■ Given problem:
Report how many lines contain "dirección". The answer is a single number.

■ Raw data:

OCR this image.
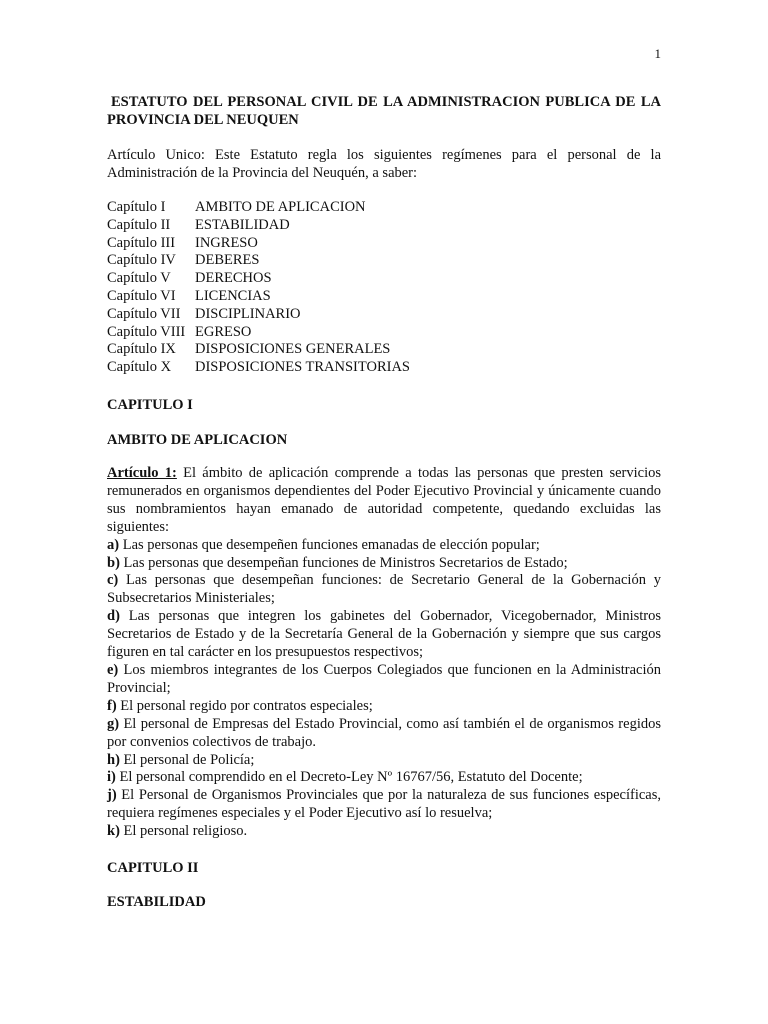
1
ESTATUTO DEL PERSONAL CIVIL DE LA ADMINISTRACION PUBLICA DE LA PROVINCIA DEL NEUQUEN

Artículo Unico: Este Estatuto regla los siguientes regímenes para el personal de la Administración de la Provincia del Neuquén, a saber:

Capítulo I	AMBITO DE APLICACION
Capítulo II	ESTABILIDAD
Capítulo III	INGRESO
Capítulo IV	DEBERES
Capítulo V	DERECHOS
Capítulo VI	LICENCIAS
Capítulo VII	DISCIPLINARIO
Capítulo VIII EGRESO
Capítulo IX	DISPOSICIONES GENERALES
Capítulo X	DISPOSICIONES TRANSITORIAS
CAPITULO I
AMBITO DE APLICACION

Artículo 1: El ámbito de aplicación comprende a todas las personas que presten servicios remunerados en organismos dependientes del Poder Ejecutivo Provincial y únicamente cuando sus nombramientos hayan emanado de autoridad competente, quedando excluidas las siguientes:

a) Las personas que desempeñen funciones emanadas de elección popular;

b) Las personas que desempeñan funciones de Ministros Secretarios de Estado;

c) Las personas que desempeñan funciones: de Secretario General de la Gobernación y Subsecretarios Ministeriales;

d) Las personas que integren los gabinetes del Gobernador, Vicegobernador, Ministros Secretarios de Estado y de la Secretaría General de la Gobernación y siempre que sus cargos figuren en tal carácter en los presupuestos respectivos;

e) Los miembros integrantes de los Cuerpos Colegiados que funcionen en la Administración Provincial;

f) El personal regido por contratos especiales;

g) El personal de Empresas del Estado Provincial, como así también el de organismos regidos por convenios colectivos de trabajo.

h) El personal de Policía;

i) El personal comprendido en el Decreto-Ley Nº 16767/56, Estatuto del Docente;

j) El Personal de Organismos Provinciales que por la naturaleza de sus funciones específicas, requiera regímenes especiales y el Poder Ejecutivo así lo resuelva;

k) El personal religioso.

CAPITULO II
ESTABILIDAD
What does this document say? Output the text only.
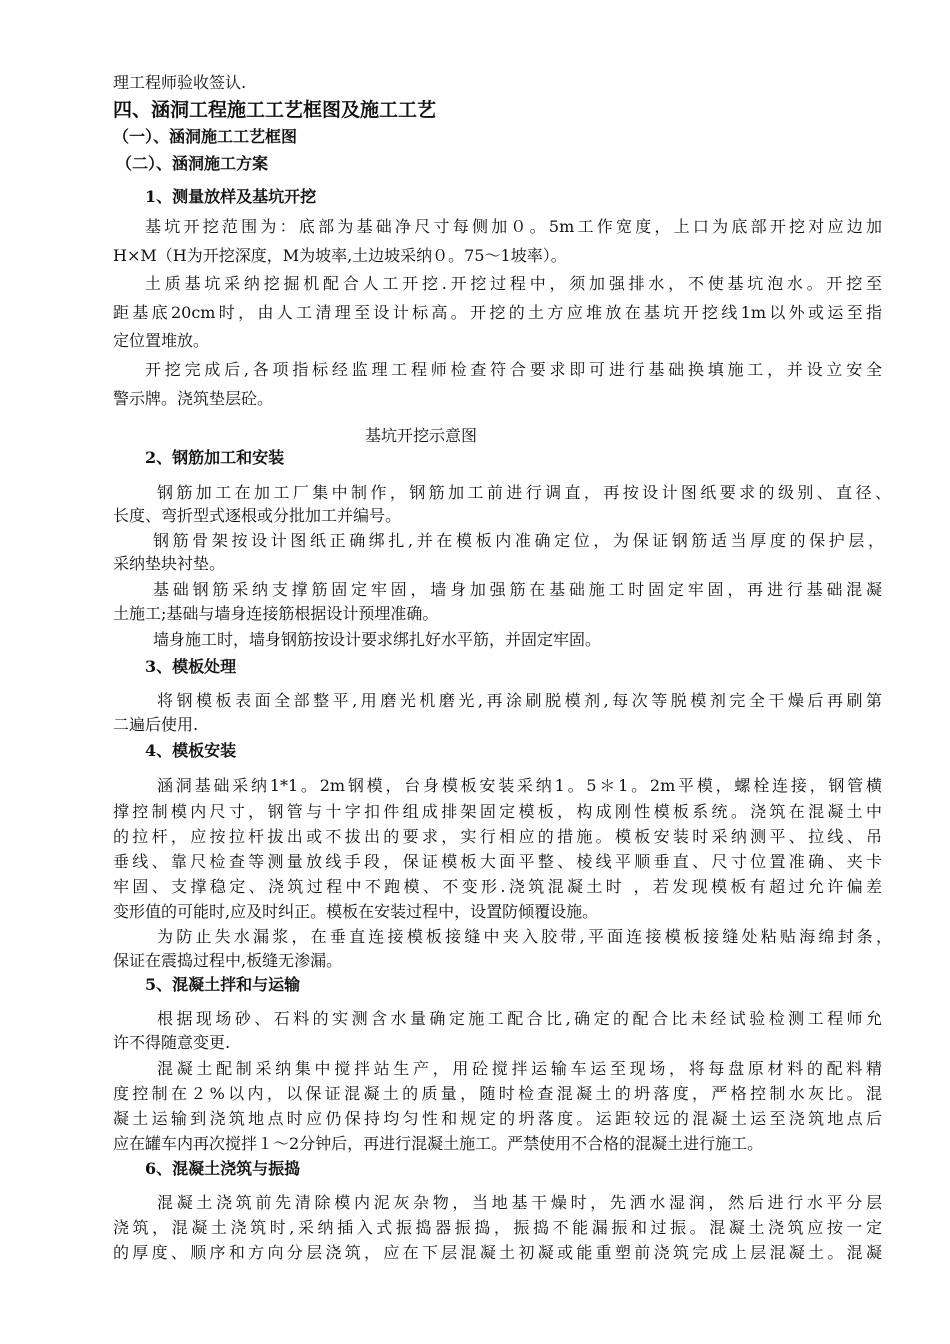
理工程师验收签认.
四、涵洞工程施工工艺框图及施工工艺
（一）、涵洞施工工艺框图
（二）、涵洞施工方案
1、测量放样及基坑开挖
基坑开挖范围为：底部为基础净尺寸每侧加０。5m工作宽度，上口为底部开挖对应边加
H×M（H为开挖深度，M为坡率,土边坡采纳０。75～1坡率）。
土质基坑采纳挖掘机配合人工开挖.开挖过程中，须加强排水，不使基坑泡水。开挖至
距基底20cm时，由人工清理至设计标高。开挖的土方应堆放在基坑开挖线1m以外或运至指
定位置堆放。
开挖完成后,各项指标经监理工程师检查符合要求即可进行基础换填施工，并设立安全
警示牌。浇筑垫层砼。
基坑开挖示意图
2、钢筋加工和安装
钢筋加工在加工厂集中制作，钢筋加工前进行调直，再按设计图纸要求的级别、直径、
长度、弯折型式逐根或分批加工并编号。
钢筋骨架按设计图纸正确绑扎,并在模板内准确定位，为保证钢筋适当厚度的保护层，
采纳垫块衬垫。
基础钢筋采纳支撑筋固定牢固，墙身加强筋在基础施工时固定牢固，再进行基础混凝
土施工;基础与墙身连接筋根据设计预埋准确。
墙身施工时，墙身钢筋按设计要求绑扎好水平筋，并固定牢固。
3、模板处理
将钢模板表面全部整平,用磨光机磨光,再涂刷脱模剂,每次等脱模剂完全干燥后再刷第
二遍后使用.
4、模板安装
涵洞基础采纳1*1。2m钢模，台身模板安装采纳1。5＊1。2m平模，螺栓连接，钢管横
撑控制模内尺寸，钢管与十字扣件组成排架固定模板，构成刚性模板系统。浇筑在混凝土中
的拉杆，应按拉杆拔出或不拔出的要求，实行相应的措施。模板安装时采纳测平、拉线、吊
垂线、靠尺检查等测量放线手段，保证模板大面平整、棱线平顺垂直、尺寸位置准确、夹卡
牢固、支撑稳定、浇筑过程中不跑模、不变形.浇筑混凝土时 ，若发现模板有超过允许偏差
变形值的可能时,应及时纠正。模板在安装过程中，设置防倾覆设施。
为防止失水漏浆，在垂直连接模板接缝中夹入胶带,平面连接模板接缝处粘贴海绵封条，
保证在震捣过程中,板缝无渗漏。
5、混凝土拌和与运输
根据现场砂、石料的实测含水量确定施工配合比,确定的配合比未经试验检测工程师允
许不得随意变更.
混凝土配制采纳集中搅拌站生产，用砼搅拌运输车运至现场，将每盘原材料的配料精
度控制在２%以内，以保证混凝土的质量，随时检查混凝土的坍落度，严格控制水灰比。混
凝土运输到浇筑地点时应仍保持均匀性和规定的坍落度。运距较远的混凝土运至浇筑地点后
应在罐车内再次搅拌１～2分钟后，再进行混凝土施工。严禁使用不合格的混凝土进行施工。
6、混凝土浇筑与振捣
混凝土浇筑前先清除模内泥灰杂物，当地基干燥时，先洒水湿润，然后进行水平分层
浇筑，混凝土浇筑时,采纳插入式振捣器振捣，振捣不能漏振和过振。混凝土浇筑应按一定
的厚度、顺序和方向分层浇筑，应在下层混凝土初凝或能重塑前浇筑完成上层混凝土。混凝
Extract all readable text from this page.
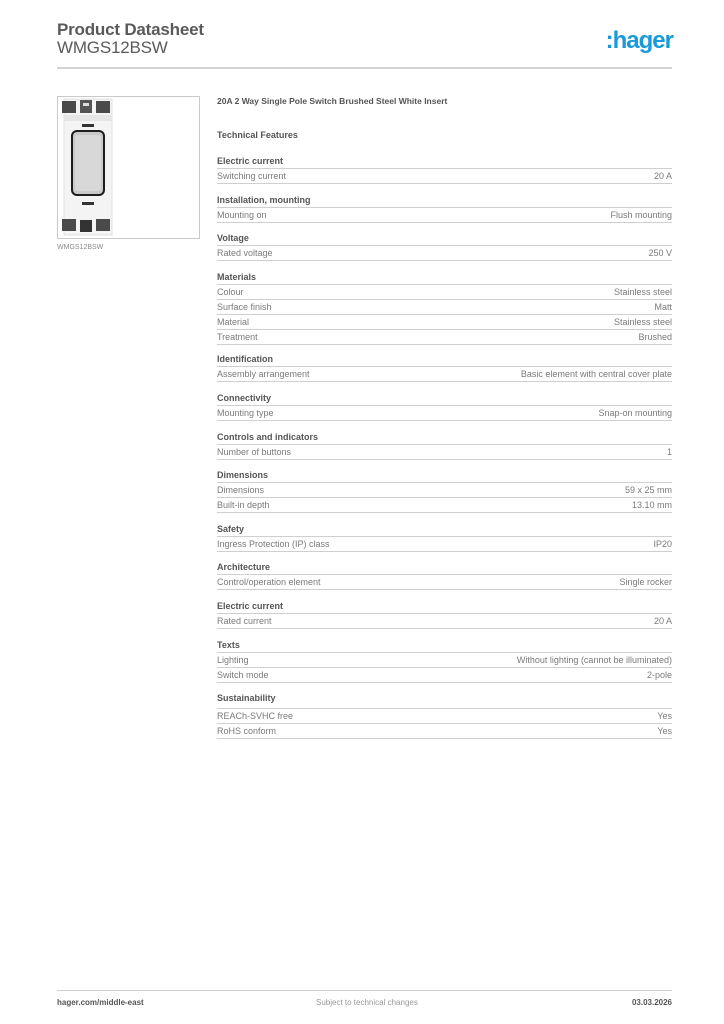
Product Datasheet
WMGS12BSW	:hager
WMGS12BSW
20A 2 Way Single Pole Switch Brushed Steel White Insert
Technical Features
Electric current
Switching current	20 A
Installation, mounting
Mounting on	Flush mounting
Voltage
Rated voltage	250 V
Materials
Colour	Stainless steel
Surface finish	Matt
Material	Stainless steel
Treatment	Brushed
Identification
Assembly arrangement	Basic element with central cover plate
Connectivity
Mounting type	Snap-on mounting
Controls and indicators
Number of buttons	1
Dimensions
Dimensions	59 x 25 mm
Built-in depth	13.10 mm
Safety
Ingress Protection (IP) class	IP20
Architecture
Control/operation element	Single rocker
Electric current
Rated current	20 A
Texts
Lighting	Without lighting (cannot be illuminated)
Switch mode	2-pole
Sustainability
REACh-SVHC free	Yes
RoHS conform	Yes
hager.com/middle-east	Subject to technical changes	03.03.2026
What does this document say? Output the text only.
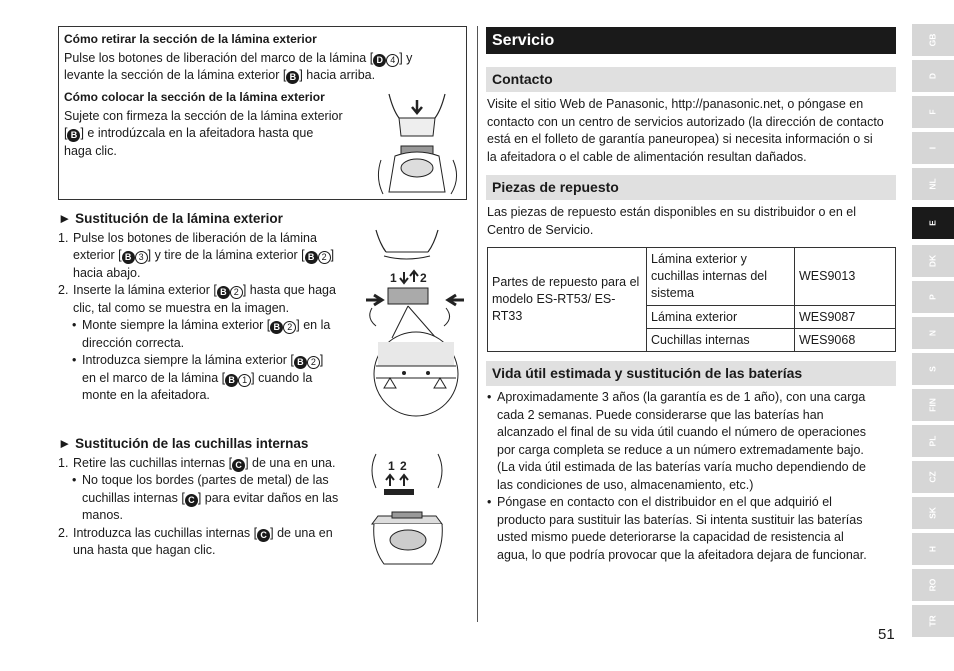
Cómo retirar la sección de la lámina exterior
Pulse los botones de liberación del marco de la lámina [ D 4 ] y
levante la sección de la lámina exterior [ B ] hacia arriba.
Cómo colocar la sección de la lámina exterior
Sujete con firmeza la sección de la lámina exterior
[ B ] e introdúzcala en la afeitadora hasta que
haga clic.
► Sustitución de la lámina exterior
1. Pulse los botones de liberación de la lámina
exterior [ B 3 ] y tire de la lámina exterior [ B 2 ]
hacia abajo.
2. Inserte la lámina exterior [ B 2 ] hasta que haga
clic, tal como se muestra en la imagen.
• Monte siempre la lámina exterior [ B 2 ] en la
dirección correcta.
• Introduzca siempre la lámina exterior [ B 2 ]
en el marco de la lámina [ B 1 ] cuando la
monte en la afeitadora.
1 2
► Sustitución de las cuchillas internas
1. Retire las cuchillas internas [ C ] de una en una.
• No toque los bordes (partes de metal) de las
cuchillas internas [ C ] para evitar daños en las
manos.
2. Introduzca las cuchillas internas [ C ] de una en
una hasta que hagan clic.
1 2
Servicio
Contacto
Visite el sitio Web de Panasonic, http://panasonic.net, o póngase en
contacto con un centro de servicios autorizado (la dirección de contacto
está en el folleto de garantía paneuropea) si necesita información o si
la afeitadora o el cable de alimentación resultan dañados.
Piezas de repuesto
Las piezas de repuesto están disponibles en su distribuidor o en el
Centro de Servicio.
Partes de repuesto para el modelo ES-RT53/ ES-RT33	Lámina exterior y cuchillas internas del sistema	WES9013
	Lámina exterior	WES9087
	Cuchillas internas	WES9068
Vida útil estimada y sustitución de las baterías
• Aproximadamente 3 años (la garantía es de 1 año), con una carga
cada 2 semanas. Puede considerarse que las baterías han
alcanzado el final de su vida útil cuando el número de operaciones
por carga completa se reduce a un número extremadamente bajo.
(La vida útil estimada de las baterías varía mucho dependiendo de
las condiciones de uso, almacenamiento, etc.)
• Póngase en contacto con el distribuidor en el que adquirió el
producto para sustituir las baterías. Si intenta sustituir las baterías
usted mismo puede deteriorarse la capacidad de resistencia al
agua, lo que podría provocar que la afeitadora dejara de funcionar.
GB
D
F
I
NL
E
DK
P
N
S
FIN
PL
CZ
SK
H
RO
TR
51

■ Exercise answer:
2